* **Task statement**
Below are some records; retype all of them exactly.

* **Information shown**
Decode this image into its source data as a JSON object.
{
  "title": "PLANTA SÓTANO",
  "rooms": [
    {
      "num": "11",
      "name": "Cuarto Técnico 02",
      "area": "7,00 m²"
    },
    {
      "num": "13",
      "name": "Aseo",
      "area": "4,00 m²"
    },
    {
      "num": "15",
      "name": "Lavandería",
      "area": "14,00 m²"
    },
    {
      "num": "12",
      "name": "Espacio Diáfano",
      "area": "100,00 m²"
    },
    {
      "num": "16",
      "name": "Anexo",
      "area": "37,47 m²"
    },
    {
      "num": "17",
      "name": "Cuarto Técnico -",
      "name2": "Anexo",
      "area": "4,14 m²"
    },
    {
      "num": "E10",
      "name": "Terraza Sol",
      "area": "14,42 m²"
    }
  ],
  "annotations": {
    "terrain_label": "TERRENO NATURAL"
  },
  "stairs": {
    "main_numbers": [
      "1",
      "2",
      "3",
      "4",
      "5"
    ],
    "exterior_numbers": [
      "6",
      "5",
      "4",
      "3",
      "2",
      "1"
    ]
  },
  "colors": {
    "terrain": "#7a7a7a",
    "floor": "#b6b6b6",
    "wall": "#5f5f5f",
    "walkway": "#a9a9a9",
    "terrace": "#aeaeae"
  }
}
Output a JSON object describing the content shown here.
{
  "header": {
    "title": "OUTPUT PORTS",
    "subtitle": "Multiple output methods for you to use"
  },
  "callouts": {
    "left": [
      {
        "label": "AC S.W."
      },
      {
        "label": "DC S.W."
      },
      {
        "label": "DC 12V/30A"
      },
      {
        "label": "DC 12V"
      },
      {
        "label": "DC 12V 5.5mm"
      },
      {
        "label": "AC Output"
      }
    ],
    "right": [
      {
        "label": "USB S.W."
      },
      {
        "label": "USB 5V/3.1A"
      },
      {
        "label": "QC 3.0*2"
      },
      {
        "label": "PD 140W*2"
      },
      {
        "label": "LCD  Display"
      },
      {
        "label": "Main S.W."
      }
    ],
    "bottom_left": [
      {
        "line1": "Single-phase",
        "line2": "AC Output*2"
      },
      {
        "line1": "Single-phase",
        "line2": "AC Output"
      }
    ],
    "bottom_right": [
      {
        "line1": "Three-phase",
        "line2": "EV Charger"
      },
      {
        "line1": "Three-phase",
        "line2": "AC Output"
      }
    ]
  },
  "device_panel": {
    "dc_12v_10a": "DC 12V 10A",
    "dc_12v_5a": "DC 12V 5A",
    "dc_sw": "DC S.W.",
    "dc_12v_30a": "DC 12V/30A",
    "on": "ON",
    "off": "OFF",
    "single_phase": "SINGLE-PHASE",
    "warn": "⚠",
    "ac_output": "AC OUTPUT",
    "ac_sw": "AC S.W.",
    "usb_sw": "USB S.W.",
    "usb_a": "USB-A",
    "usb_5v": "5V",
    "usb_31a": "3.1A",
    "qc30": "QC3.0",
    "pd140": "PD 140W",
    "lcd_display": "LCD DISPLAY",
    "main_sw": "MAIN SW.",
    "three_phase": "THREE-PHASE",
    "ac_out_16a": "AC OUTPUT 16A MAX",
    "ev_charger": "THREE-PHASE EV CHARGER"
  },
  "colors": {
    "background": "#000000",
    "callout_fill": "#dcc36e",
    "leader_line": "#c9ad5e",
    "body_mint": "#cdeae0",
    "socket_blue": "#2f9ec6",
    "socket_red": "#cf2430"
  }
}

* **Answer to the task**
Decode this image into its source data as a JSON object.
{
  "title": "PLANTA SÓTANO",
  "rooms": [
    {
      "num": "11",
      "name": "Cuarto Técnico 02",
      "area": "7,00 m²"
    },
    {
      "num": "13",
      "name": "Aseo",
      "area": "4,00 m²"
    },
    {
      "num": "15",
      "name": "Lavandería",
      "area": "14,00 m²"
    },
    {
      "num": "12",
      "name": "Espacio Diáfano",
      "area": "100,00 m²"
    },
    {
      "num": "16",
      "name": "Anexo",
      "area": "37,47 m²"
    },
    {
      "num": "17",
      "name": "Cuarto Técnico -",
      "name2": "Anexo",
      "area": "4,14 m²"
    },
    {
      "num": "E10",
      "name": "Terraza Sol",
      "area": "14,42 m²"
    }
  ],
  "annotations": {
    "terrain_label": "TERRENO NATURAL"
  },
  "stairs": {
    "main_numbers": [
      "1",
      "2",
      "3",
      "4",
      "5"
    ],
    "exterior_numbers": [
      "6",
      "5",
      "4",
      "3",
      "2",
      "1"
    ]
  },
  "colors": {
    "terrain": "#7a7a7a",
    "floor": "#b6b6b6",
    "wall": "#5f5f5f",
    "walkway": "#a9a9a9",
    "terrace": "#aeaeae"
  }
}
Output a JSON object describing the content shown here.
{
  "header": {
    "title": "OUTPUT PORTS",
    "subtitle": "Multiple output methods for you to use"
  },
  "callouts": {
    "left": [
      {
        "label": "AC S.W."
      },
      {
        "label": "DC S.W."
      },
      {
        "label": "DC 12V/30A"
      },
      {
        "label": "DC 12V"
      },
      {
        "label": "DC 12V 5.5mm"
      },
      {
        "label": "AC Output"
      }
    ],
    "right": [
      {
        "label": "USB S.W."
      },
      {
        "label": "USB 5V/3.1A"
      },
      {
        "label": "QC 3.0*2"
      },
      {
        "label": "PD 140W*2"
      },
      {
        "label": "LCD  Display"
      },
      {
        "label": "Main S.W."
      }
    ],
    "bottom_left": [
      {
        "line1": "Single-phase",
        "line2": "AC Output*2"
      },
      {
        "line1": "Single-phase",
        "line2": "AC Output"
      }
    ],
    "bottom_right": [
      {
        "line1": "Three-phase",
        "line2": "EV Charger"
      },
      {
        "line1": "Three-phase",
        "line2": "AC Output"
      }
    ]
  },
  "device_panel": {
    "dc_12v_10a": "DC 12V 10A",
    "dc_12v_5a": "DC 12V 5A",
    "dc_sw": "DC S.W.",
    "dc_12v_30a": "DC 12V/30A",
    "on": "ON",
    "off": "OFF",
    "single_phase": "SINGLE-PHASE",
    "warn": "⚠",
    "ac_output": "AC OUTPUT",
    "ac_sw": "AC S.W.",
    "usb_sw": "USB S.W.",
    "usb_a": "USB-A",
    "usb_5v": "5V",
    "usb_31a": "3.1A",
    "qc30": "QC3.0",
    "pd140": "PD 140W",
    "lcd_display": "LCD DISPLAY",
    "main_sw": "MAIN SW.",
    "three_phase": "THREE-PHASE",
    "ac_out_16a": "AC OUTPUT 16A MAX",
    "ev_charger": "THREE-PHASE EV CHARGER"
  },
  "colors": {
    "background": "#000000",
    "callout_fill": "#dcc36e",
    "leader_line": "#c9ad5e",
    "body_mint": "#cdeae0",
    "socket_blue": "#2f9ec6",
    "socket_red": "#cf2430"
  }
}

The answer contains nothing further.